→ Task goal:
All of the data must be printed exactly; please include every line.

→ Supplied data:
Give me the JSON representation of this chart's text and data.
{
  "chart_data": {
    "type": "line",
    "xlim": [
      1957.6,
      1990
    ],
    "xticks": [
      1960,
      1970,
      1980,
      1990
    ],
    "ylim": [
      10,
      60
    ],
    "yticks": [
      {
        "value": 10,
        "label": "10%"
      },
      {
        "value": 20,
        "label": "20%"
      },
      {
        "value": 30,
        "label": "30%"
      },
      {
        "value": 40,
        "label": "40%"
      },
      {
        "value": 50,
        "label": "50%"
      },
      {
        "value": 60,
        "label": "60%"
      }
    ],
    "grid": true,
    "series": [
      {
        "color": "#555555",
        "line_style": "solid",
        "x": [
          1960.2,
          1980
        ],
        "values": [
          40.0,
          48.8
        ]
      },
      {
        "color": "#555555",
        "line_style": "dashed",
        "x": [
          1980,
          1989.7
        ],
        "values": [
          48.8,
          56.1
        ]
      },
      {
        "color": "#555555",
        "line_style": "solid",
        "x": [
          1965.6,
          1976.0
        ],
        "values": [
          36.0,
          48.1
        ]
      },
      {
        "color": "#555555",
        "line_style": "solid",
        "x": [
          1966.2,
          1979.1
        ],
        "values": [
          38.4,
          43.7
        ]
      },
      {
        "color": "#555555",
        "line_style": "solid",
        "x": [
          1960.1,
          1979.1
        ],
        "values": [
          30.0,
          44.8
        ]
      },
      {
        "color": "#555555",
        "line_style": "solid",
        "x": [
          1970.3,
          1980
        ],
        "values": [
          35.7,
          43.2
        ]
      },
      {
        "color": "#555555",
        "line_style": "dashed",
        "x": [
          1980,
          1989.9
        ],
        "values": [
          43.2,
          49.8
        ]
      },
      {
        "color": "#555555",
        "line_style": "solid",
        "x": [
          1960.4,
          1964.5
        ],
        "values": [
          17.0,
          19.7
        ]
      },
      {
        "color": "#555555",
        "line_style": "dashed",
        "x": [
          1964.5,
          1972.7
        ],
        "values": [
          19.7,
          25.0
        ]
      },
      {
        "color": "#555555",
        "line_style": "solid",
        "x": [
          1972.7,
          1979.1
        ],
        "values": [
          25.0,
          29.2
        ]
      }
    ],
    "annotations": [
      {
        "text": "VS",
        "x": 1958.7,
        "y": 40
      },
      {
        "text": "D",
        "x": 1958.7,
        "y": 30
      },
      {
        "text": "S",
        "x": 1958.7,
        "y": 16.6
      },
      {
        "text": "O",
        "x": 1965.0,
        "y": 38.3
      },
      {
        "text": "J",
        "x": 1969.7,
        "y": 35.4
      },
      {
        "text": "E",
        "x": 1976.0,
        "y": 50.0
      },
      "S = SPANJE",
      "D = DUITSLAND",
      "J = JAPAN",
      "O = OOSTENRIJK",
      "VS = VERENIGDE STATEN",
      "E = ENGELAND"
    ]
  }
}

→ Output for this task:
Give me the JSON representation of this chart's text and data.
{
  "chart_data": {
    "type": "line",
    "xlim": [
      1957.6,
      1990
    ],
    "xticks": [
      1960,
      1970,
      1980,
      1990
    ],
    "ylim": [
      10,
      60
    ],
    "yticks": [
      {
        "value": 10,
        "label": "10%"
      },
      {
        "value": 20,
        "label": "20%"
      },
      {
        "value": 30,
        "label": "30%"
      },
      {
        "value": 40,
        "label": "40%"
      },
      {
        "value": 50,
        "label": "50%"
      },
      {
        "value": 60,
        "label": "60%"
      }
    ],
    "grid": true,
    "series": [
      {
        "color": "#555555",
        "line_style": "solid",
        "x": [
          1960.2,
          1980
        ],
        "values": [
          40.0,
          48.8
        ]
      },
      {
        "color": "#555555",
        "line_style": "dashed",
        "x": [
          1980,
          1989.7
        ],
        "values": [
          48.8,
          56.1
        ]
      },
      {
        "color": "#555555",
        "line_style": "solid",
        "x": [
          1965.6,
          1976.0
        ],
        "values": [
          36.0,
          48.1
        ]
      },
      {
        "color": "#555555",
        "line_style": "solid",
        "x": [
          1966.2,
          1979.1
        ],
        "values": [
          38.4,
          43.7
        ]
      },
      {
        "color": "#555555",
        "line_style": "solid",
        "x": [
          1960.1,
          1979.1
        ],
        "values": [
          30.0,
          44.8
        ]
      },
      {
        "color": "#555555",
        "line_style": "solid",
        "x": [
          1970.3,
          1980
        ],
        "values": [
          35.7,
          43.2
        ]
      },
      {
        "color": "#555555",
        "line_style": "dashed",
        "x": [
          1980,
          1989.9
        ],
        "values": [
          43.2,
          49.8
        ]
      },
      {
        "color": "#555555",
        "line_style": "solid",
        "x": [
          1960.4,
          1964.5
        ],
        "values": [
          17.0,
          19.7
        ]
      },
      {
        "color": "#555555",
        "line_style": "dashed",
        "x": [
          1964.5,
          1972.7
        ],
        "values": [
          19.7,
          25.0
        ]
      },
      {
        "color": "#555555",
        "line_style": "solid",
        "x": [
          1972.7,
          1979.1
        ],
        "values": [
          25.0,
          29.2
        ]
      }
    ],
    "annotations": [
      {
        "text": "VS",
        "x": 1958.7,
        "y": 40
      },
      {
        "text": "D",
        "x": 1958.7,
        "y": 30
      },
      {
        "text": "S",
        "x": 1958.7,
        "y": 16.6
      },
      {
        "text": "O",
        "x": 1965.0,
        "y": 38.3
      },
      {
        "text": "J",
        "x": 1969.7,
        "y": 35.4
      },
      {
        "text": "E",
        "x": 1976.0,
        "y": 50.0
      },
      "S = SPANJE",
      "D = DUITSLAND",
      "J = JAPAN",
      "O = OOSTENRIJK",
      "VS = VERENIGDE STATEN",
      "E = ENGELAND"
    ]
  }
}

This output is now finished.